* PROBLEM TO SOLVE: Reproduce each line bearing the word "HCl由H".

Records from a dataset:

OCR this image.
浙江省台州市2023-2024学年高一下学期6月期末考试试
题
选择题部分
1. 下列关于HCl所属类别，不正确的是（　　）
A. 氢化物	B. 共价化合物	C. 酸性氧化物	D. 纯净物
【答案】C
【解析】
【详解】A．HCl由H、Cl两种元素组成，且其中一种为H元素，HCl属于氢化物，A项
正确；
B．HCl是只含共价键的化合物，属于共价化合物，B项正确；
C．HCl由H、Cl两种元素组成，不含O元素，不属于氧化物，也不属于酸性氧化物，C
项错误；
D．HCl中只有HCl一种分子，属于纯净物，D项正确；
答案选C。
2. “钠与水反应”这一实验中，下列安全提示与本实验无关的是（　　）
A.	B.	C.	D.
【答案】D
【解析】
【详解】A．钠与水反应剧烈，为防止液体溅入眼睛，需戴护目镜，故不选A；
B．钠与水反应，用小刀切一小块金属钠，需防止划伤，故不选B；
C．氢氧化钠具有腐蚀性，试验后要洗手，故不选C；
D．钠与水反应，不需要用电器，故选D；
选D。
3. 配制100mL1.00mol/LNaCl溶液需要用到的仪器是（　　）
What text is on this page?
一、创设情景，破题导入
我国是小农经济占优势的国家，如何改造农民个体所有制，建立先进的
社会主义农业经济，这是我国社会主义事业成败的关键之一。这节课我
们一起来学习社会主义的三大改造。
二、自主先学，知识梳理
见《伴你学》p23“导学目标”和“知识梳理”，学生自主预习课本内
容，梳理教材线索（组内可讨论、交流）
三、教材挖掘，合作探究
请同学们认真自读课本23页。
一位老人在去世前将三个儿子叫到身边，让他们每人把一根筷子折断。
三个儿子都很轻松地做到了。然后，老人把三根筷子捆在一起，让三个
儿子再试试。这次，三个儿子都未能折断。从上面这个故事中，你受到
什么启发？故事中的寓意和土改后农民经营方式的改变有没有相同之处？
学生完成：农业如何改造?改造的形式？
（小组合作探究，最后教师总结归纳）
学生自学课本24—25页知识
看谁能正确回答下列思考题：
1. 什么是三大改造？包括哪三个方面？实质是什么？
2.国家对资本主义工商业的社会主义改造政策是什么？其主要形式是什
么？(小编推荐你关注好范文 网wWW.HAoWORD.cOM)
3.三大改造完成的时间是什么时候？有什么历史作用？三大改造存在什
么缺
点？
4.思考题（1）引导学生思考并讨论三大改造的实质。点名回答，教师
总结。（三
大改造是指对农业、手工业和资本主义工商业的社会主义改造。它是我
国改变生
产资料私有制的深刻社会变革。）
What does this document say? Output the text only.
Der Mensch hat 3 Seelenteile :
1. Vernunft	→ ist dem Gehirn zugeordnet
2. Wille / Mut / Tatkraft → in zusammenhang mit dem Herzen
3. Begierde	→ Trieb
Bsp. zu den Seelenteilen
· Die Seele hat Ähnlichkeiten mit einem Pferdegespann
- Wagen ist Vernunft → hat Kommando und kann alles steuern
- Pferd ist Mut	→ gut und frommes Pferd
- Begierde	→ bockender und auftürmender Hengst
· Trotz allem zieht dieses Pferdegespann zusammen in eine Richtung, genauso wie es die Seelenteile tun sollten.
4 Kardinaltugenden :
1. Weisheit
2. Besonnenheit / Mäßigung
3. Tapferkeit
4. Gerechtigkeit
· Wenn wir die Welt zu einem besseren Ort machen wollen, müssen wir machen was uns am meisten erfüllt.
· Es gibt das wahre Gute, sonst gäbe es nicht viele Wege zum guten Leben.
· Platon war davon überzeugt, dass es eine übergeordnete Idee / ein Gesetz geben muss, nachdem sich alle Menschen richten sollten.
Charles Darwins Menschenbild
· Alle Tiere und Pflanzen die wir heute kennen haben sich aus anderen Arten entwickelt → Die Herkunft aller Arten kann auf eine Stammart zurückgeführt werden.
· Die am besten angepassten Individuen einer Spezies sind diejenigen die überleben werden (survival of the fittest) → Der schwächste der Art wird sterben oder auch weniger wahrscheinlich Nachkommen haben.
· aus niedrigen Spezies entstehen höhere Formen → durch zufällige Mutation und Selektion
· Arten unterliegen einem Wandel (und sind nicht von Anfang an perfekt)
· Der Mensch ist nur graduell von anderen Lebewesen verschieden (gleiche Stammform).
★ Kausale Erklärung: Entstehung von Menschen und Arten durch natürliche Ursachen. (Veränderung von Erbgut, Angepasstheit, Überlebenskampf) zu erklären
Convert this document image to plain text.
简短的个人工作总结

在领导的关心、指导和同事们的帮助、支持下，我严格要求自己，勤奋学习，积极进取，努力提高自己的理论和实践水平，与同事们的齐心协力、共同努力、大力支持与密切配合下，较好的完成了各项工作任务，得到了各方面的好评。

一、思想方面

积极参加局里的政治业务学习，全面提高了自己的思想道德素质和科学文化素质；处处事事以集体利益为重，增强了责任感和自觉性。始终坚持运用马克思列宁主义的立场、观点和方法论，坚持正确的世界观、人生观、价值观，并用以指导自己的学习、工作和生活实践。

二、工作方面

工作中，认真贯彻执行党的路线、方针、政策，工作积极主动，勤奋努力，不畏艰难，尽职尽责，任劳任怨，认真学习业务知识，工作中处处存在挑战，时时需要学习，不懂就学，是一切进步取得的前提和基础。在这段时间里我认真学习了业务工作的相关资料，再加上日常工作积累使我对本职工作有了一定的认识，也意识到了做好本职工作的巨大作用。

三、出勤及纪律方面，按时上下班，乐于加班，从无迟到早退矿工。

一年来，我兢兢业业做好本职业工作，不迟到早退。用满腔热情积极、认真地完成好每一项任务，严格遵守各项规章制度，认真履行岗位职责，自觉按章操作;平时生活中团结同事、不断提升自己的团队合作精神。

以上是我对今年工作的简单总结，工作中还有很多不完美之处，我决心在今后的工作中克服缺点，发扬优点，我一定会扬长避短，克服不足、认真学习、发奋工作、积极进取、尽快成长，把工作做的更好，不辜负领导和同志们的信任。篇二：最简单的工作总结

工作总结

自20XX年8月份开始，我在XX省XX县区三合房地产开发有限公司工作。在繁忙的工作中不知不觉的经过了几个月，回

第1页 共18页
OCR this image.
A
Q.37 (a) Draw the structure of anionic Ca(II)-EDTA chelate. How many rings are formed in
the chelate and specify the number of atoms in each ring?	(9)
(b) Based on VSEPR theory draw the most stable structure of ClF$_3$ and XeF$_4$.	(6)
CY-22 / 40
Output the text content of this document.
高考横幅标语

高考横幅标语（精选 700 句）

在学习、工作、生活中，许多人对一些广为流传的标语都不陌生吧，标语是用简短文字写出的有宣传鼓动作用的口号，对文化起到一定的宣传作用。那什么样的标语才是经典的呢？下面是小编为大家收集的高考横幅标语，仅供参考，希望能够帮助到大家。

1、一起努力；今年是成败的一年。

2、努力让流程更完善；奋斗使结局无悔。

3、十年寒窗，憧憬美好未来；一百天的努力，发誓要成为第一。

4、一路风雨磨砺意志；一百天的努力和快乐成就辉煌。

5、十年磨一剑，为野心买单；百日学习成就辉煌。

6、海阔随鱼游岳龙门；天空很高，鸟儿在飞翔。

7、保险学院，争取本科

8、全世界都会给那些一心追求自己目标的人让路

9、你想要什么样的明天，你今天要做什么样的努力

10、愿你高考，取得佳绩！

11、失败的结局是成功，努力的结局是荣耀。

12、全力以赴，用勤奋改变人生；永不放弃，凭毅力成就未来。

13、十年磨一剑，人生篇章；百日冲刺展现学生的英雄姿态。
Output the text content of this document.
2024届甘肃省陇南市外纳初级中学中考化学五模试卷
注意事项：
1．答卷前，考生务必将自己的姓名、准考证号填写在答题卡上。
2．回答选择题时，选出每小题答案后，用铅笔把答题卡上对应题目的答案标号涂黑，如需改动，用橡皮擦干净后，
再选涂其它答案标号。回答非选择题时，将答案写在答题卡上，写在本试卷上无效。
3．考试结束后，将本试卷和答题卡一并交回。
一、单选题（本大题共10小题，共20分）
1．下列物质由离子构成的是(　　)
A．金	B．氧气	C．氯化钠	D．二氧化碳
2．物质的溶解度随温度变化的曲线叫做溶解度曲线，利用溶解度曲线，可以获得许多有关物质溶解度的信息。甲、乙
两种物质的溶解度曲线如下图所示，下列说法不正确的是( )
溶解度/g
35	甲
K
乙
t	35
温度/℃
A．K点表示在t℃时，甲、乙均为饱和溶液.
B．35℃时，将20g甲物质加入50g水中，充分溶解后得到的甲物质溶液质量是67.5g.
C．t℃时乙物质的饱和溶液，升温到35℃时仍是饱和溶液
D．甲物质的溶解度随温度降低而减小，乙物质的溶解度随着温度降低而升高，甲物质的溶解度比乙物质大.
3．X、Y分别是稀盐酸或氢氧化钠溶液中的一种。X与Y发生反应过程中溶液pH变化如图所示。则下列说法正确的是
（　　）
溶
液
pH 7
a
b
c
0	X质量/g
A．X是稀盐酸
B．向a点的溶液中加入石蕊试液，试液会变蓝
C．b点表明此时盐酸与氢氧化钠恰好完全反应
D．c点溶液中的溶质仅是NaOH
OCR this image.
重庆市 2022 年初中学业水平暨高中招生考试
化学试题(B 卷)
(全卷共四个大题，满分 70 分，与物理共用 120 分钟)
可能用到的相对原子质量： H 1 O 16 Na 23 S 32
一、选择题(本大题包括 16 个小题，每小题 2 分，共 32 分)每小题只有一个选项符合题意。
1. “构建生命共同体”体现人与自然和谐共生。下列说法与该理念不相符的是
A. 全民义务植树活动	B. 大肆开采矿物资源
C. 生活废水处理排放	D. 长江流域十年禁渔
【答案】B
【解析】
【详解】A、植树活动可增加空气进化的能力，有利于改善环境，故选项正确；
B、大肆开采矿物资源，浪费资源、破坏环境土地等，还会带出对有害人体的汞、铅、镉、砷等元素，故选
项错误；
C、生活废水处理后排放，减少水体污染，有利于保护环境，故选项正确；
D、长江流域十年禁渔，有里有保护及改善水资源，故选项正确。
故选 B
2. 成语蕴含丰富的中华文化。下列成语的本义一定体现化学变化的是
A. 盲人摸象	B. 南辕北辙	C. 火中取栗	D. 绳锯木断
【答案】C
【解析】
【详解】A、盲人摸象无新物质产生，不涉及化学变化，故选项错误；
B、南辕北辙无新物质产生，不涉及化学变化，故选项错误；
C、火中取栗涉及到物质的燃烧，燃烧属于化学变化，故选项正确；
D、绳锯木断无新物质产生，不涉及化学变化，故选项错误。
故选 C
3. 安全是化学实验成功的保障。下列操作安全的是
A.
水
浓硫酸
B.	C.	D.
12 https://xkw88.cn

* SOLUTION TO THE PROBLEM:
【详解】A．HCl由H、Cl两种元素组成，且其中一种为H元素，HCl属于氢化物，A项
C．HCl由H、Cl两种元素组成，不含O元素，不属于氧化物，也不属于酸性氧化物，C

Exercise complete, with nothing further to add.